=== Written request ===
Can you write out, character for character, everything from the start of the items below down to and including the line that contains "heatmap-cell bbox=[149, 124, 163, 146]"?

— START OF Record list —

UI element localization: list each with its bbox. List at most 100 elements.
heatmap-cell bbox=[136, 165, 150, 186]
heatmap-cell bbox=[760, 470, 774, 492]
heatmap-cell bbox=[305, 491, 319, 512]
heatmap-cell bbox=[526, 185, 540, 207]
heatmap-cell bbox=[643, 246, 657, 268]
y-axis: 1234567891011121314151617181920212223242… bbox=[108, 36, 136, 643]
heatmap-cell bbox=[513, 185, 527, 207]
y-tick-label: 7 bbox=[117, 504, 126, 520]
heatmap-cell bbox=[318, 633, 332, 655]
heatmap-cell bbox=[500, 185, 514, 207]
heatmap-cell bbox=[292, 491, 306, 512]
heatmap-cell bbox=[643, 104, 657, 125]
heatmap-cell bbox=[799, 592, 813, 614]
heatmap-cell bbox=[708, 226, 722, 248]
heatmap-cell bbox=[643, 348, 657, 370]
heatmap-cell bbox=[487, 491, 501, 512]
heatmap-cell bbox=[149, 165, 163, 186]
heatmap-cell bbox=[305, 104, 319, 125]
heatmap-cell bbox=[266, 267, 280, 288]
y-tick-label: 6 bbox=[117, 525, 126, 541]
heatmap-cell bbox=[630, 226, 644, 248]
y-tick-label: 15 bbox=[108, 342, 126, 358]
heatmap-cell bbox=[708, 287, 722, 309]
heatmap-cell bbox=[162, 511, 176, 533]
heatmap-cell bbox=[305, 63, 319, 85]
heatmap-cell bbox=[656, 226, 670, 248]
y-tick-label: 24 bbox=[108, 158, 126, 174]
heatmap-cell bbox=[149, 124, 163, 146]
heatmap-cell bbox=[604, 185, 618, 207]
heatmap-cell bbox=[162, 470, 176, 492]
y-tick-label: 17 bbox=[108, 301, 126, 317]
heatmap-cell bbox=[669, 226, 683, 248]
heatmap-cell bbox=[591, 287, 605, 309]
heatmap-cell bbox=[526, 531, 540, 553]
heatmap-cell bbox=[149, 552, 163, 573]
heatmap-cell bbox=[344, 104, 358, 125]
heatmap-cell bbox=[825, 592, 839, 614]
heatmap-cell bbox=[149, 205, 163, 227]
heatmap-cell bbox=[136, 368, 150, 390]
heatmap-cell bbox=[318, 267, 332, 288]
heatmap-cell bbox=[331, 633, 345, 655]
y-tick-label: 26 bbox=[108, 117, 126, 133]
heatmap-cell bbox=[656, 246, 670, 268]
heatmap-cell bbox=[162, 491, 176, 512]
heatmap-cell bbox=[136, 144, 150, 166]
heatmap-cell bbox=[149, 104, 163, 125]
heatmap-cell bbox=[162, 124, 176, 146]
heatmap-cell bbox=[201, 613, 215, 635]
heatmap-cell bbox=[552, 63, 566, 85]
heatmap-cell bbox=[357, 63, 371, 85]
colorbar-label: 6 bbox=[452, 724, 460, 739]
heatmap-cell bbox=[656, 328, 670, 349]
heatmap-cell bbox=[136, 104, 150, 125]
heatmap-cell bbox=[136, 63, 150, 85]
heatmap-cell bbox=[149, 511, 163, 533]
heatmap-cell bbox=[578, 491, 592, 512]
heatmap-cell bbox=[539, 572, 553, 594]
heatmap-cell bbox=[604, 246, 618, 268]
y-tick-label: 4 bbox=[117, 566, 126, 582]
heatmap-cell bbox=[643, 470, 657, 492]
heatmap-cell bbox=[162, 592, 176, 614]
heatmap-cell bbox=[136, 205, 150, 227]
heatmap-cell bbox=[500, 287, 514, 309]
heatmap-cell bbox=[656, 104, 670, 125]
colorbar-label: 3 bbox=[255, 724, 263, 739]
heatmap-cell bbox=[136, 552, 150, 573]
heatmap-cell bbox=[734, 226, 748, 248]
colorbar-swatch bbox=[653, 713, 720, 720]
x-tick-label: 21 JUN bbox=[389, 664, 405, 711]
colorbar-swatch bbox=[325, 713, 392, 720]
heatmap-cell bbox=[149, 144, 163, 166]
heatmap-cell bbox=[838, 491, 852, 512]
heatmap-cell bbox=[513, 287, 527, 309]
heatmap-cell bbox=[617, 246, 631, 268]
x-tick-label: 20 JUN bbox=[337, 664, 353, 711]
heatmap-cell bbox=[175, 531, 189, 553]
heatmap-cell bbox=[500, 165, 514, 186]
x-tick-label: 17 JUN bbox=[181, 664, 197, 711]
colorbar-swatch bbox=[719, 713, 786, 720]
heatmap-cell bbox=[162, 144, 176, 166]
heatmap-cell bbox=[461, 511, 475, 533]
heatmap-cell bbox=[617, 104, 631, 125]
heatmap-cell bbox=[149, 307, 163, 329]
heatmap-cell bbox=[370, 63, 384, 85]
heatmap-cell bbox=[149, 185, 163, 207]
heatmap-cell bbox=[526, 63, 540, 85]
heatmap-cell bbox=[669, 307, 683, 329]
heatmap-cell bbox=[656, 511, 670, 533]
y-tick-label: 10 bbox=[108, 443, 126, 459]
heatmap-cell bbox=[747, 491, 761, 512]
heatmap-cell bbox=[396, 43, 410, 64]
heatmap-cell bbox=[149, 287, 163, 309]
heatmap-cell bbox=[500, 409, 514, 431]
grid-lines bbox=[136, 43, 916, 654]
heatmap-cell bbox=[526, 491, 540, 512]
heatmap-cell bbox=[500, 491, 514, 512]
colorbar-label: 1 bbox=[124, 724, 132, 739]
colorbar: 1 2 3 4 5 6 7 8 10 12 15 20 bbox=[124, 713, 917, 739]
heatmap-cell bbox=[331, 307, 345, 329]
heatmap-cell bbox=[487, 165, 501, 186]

— END OF Record list —

=== Worked solution ===
UI element localization: list each with its bbox. List at most 100 elements.
heatmap-cell bbox=[136, 165, 150, 186]
heatmap-cell bbox=[760, 470, 774, 492]
heatmap-cell bbox=[305, 491, 319, 512]
heatmap-cell bbox=[526, 185, 540, 207]
heatmap-cell bbox=[643, 246, 657, 268]
y-axis: 1234567891011121314151617181920212223242… bbox=[108, 36, 136, 643]
heatmap-cell bbox=[513, 185, 527, 207]
y-tick-label: 7 bbox=[117, 504, 126, 520]
heatmap-cell bbox=[318, 633, 332, 655]
heatmap-cell bbox=[500, 185, 514, 207]
heatmap-cell bbox=[292, 491, 306, 512]
heatmap-cell bbox=[643, 104, 657, 125]
heatmap-cell bbox=[799, 592, 813, 614]
heatmap-cell bbox=[708, 226, 722, 248]
heatmap-cell bbox=[643, 348, 657, 370]
heatmap-cell bbox=[487, 491, 501, 512]
heatmap-cell bbox=[149, 165, 163, 186]
heatmap-cell bbox=[305, 104, 319, 125]
heatmap-cell bbox=[266, 267, 280, 288]
y-tick-label: 6 bbox=[117, 525, 126, 541]
heatmap-cell bbox=[630, 226, 644, 248]
y-tick-label: 15 bbox=[108, 342, 126, 358]
heatmap-cell bbox=[708, 287, 722, 309]
heatmap-cell bbox=[162, 511, 176, 533]
heatmap-cell bbox=[305, 63, 319, 85]
heatmap-cell bbox=[656, 226, 670, 248]
y-tick-label: 24 bbox=[108, 158, 126, 174]
heatmap-cell bbox=[149, 124, 163, 146]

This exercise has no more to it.